• **WHAT IS NEEDED**: Write the records out again exactly as they read, dropping any picture they hold.
_ _ _ _
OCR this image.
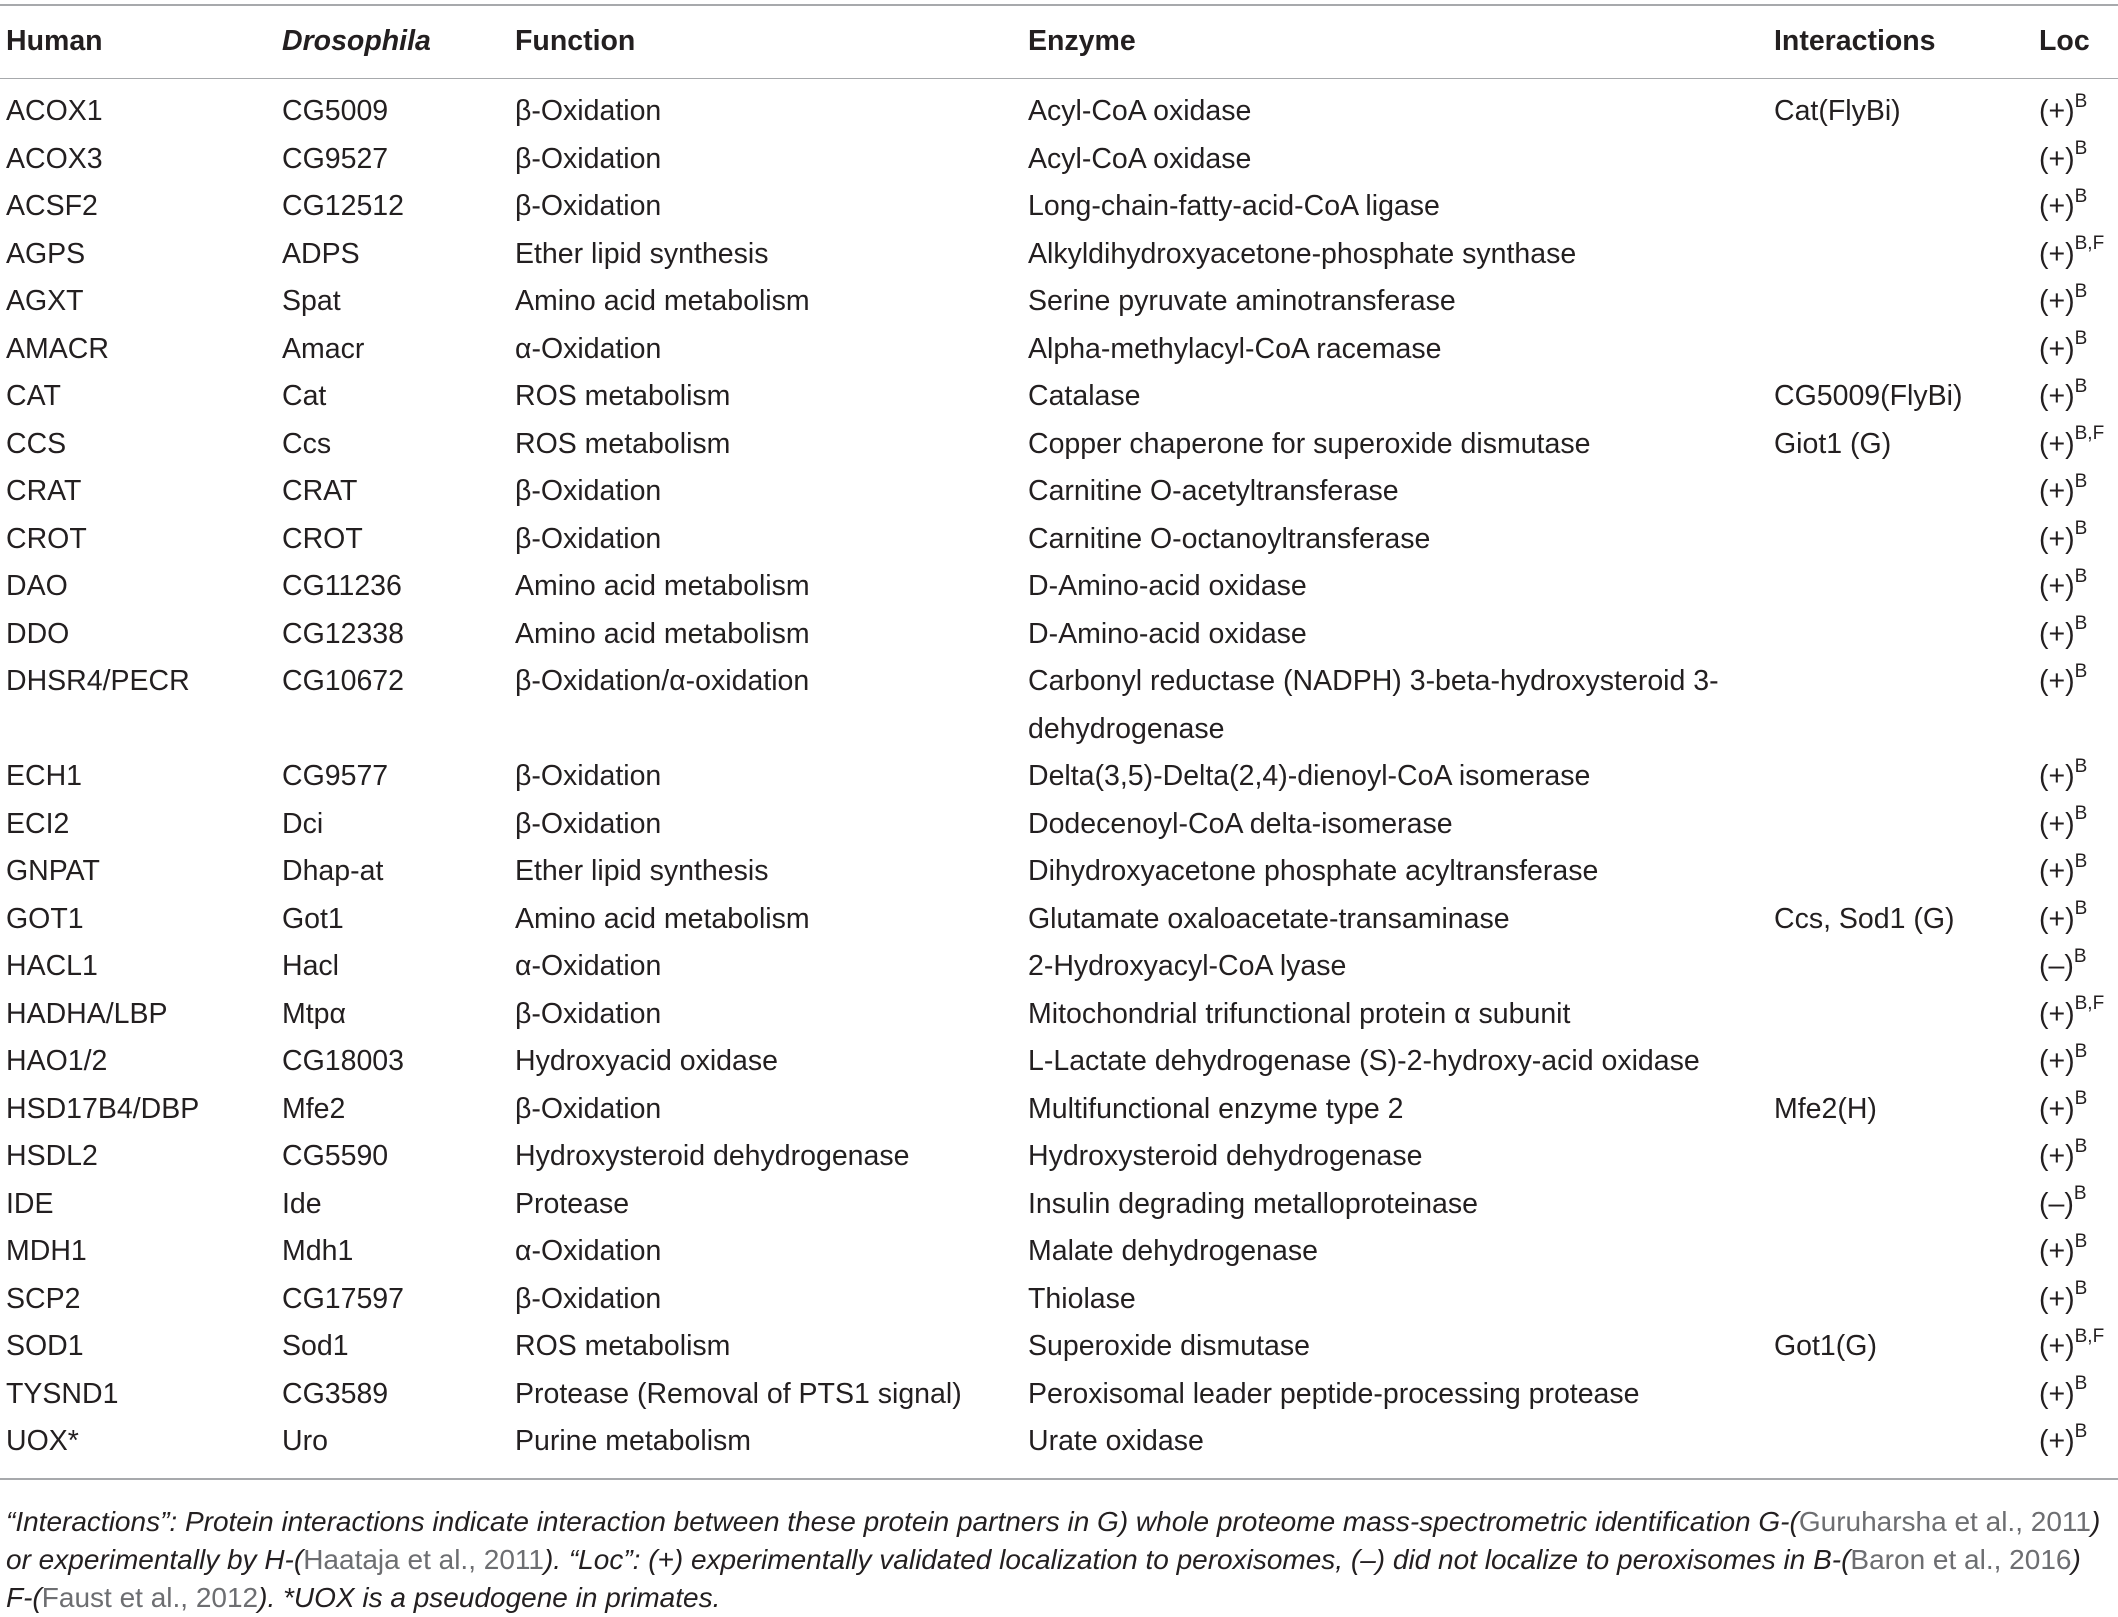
Human	Drosophila	Function	Enzyme	Interactions	Loc
ACOX1	CG5009	β-Oxidation	Acyl-CoA oxidase	Cat(FlyBi)	$(+)^B$
ACOX3	CG9527	β-Oxidation	Acyl-CoA oxidase		$(+)^B$
ACSF2	CG12512	β-Oxidation	Long-chain-fatty-acid-CoA ligase		$(+)^B$
AGPS	ADPS	Ether lipid synthesis	Alkyldihydroxyacetone-phosphate synthase		$(+)^{B,F}$
AGXT	Spat	Amino acid metabolism	Serine pyruvate aminotransferase		$(+)^B$
AMACR	Amacr	α-Oxidation	Alpha-methylacyl-CoA racemase		$(+)^B$
CAT	Cat	ROS metabolism	Catalase	CG5009(FlyBi)	$(+)^B$
CCS	Ccs	ROS metabolism	Copper chaperone for superoxide dismutase	Giot1 (G)	$(+)^{B,F}$
CRAT	CRAT	β-Oxidation	Carnitine O-acetyltransferase		$(+)^B$
CROT	CROT	β-Oxidation	Carnitine O-octanoyltransferase		$(+)^B$
DAO	CG11236	Amino acid metabolism	D-Amino-acid oxidase		$(+)^B$
DDO	CG12338	Amino acid metabolism	D-Amino-acid oxidase		$(+)^B$
DHSR4/PECR	CG10672	β-Oxidation/α-oxidation	Carbonyl reductase (NADPH) 3-beta-hydroxysteroid 3-dehydrogenase		$(+)^B$
ECH1	CG9577	β-Oxidation	Delta(3,5)-Delta(2,4)-dienoyl-CoA isomerase		$(+)^B$
ECI2	Dci	β-Oxidation	Dodecenoyl-CoA delta-isomerase		$(+)^B$
GNPAT	Dhap-at	Ether lipid synthesis	Dihydroxyacetone phosphate acyltransferase		$(+)^B$
GOT1	Got1	Amino acid metabolism	Glutamate oxaloacetate-transaminase	Ccs, Sod1 (G)	$(+)^B$
HACL1	Hacl	α-Oxidation	2-Hydroxyacyl-CoA lyase		$(-)^B$
HADHA/LBP	Mtpα	β-Oxidation	Mitochondrial trifunctional protein α subunit		$(+)^{B,F}$
HAO1/2	CG18003	Hydroxyacid oxidase	L-Lactate dehydrogenase (S)-2-hydroxy-acid oxidase		$(+)^B$
HSD17B4/DBP	Mfe2	β-Oxidation	Multifunctional enzyme type 2	Mfe2(H)	$(+)^B$
HSDL2	CG5590	Hydroxysteroid dehydrogenase	Hydroxysteroid dehydrogenase		$(+)^B$
IDE	Ide	Protease	Insulin degrading metalloproteinase		$(-)^B$
MDH1	Mdh1	α-Oxidation	Malate dehydrogenase		$(+)^B$
SCP2	CG17597	β-Oxidation	Thiolase		$(+)^B$
SOD1	Sod1	ROS metabolism	Superoxide dismutase	Got1(G)	$(+)^{B,F}$
TYSND1	CG3589	Protease (Removal of PTS1 signal)	Peroxisomal leader peptide-processing protease		$(+)^B$
UOX*	Uro	Purine metabolism	Urate oxidase		$(+)^B$
“Interactions”: Protein interactions indicate interaction between these protein partners in G) whole proteome mass-spectrometric identification G-(Guruharsha et al., 2011)
or experimentally by H-(Haataja et al., 2011). “Loc”: (+) experimentally validated localization to peroxisomes, (–) did not localize to peroxisomes in B-(Baron et al., 2016)
F-(Faust et al., 2012). *UOX is a pseudogene in primates.
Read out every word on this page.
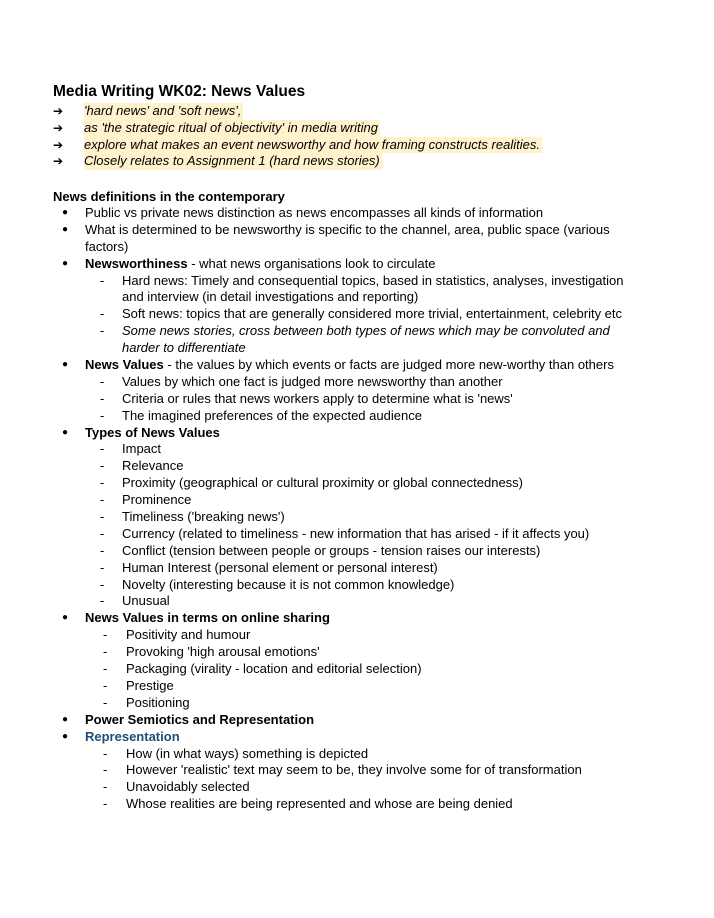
Media Writing WK02: News Values
➔ 'hard news' and 'soft news',
➔ as 'the strategic ritual of objectivity' in media writing
➔ explore what makes an event newsworthy and how framing constructs realities.
➔ Closely relates to Assignment 1 (hard news stories)
News definitions in the contemporary
● Public vs private news distinction as news encompasses all kinds of information
● What is determined to be newsworthy is specific to the channel, area, public space (various
factors)
● Newsworthiness - what news organisations look to circulate
- Hard news: Timely and consequential topics, based in statistics, analyses, investigation
and interview (in detail investigations and reporting)
- Soft news: topics that are generally considered more trivial, entertainment, celebrity etc
- Some news stories, cross between both types of news which may be convoluted and
harder to differentiate
● News Values - the values by which events or facts are judged more new-worthy than others
- Values by which one fact is judged more newsworthy than another
- Criteria or rules that news workers apply to determine what is 'news'
- The imagined preferences of the expected audience
● Types of News Values
- Impact
- Relevance
- Proximity (geographical or cultural proximity or global connectedness)
- Prominence
- Timeliness ('breaking news')
- Currency (related to timeliness - new information that has arised - if it affects you)
- Conflict (tension between people or groups - tension raises our interests)
- Human Interest (personal element or personal interest)
- Novelty (interesting because it is not common knowledge)
- Unusual
● News Values in terms on online sharing
- Positivity and humour
- Provoking 'high arousal emotions'
- Packaging (virality - location and editorial selection)
- Prestige
- Positioning
● Power Semiotics and Representation
● Representation
- How (in what ways) something is depicted
- However 'realistic' text may seem to be, they involve some for of transformation
- Unavoidably selected
- Whose realities are being represented and whose are being denied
_ _ _ _
• **OUTPUT FOR THIS EXERCISE**:
OCR this image.
Human	Drosophila	Function	Enzyme	Interactions	Loc
ACOX1	CG5009	β-Oxidation	Acyl-CoA oxidase	Cat(FlyBi)	$(+)^B$
ACOX3	CG9527	β-Oxidation	Acyl-CoA oxidase		$(+)^B$
ACSF2	CG12512	β-Oxidation	Long-chain-fatty-acid-CoA ligase		$(+)^B$
AGPS	ADPS	Ether lipid synthesis	Alkyldihydroxyacetone-phosphate synthase		$(+)^{B,F}$
AGXT	Spat	Amino acid metabolism	Serine pyruvate aminotransferase		$(+)^B$
AMACR	Amacr	α-Oxidation	Alpha-methylacyl-CoA racemase		$(+)^B$
CAT	Cat	ROS metabolism	Catalase	CG5009(FlyBi)	$(+)^B$
CCS	Ccs	ROS metabolism	Copper chaperone for superoxide dismutase	Giot1 (G)	$(+)^{B,F}$
CRAT	CRAT	β-Oxidation	Carnitine O-acetyltransferase		$(+)^B$
CROT	CROT	β-Oxidation	Carnitine O-octanoyltransferase		$(+)^B$
DAO	CG11236	Amino acid metabolism	D-Amino-acid oxidase		$(+)^B$
DDO	CG12338	Amino acid metabolism	D-Amino-acid oxidase		$(+)^B$
DHSR4/PECR	CG10672	β-Oxidation/α-oxidation	Carbonyl reductase (NADPH) 3-beta-hydroxysteroid 3-dehydrogenase		$(+)^B$
ECH1	CG9577	β-Oxidation	Delta(3,5)-Delta(2,4)-dienoyl-CoA isomerase		$(+)^B$
ECI2	Dci	β-Oxidation	Dodecenoyl-CoA delta-isomerase		$(+)^B$
GNPAT	Dhap-at	Ether lipid synthesis	Dihydroxyacetone phosphate acyltransferase		$(+)^B$
GOT1	Got1	Amino acid metabolism	Glutamate oxaloacetate-transaminase	Ccs, Sod1 (G)	$(+)^B$
HACL1	Hacl	α-Oxidation	2-Hydroxyacyl-CoA lyase		$(-)^B$
HADHA/LBP	Mtpα	β-Oxidation	Mitochondrial trifunctional protein α subunit		$(+)^{B,F}$
HAO1/2	CG18003	Hydroxyacid oxidase	L-Lactate dehydrogenase (S)-2-hydroxy-acid oxidase		$(+)^B$
HSD17B4/DBP	Mfe2	β-Oxidation	Multifunctional enzyme type 2	Mfe2(H)	$(+)^B$
HSDL2	CG5590	Hydroxysteroid dehydrogenase	Hydroxysteroid dehydrogenase		$(+)^B$
IDE	Ide	Protease	Insulin degrading metalloproteinase		$(-)^B$
MDH1	Mdh1	α-Oxidation	Malate dehydrogenase		$(+)^B$
SCP2	CG17597	β-Oxidation	Thiolase		$(+)^B$
SOD1	Sod1	ROS metabolism	Superoxide dismutase	Got1(G)	$(+)^{B,F}$
TYSND1	CG3589	Protease (Removal of PTS1 signal)	Peroxisomal leader peptide-processing protease		$(+)^B$
UOX*	Uro	Purine metabolism	Urate oxidase		$(+)^B$
“Interactions”: Protein interactions indicate interaction between these protein partners in G) whole proteome mass-spectrometric identification G-(Guruharsha et al., 2011)
or experimentally by H-(Haataja et al., 2011). “Loc”: (+) experimentally validated localization to peroxisomes, (–) did not localize to peroxisomes in B-(Baron et al., 2016)
F-(Faust et al., 2012). *UOX is a pseudogene in primates.
Read out every word on this page.
Media Writing WK02: News Values
➔ 'hard news' and 'soft news',
➔ as 'the strategic ritual of objectivity' in media writing
➔ explore what makes an event newsworthy and how framing constructs realities.
➔ Closely relates to Assignment 1 (hard news stories)
News definitions in the contemporary
● Public vs private news distinction as news encompasses all kinds of information
● What is determined to be newsworthy is specific to the channel, area, public space (various
factors)
● Newsworthiness - what news organisations look to circulate
- Hard news: Timely and consequential topics, based in statistics, analyses, investigation
and interview (in detail investigations and reporting)
- Soft news: topics that are generally considered more trivial, entertainment, celebrity etc
- Some news stories, cross between both types of news which may be convoluted and
harder to differentiate
● News Values - the values by which events or facts are judged more new-worthy than others
- Values by which one fact is judged more newsworthy than another
- Criteria or rules that news workers apply to determine what is 'news'
- The imagined preferences of the expected audience
● Types of News Values
- Impact
- Relevance
- Proximity (geographical or cultural proximity or global connectedness)
- Prominence
- Timeliness ('breaking news')
- Currency (related to timeliness - new information that has arised - if it affects you)
- Conflict (tension between people or groups - tension raises our interests)
- Human Interest (personal element or personal interest)
- Novelty (interesting because it is not common knowledge)
- Unusual
● News Values in terms on online sharing
- Positivity and humour
- Provoking 'high arousal emotions'
- Packaging (virality - location and editorial selection)
- Prestige
- Positioning
● Power Semiotics and Representation
● Representation
- How (in what ways) something is depicted
- However 'realistic' text may seem to be, they involve some for of transformation
- Unavoidably selected
- Whose realities are being represented and whose are being denied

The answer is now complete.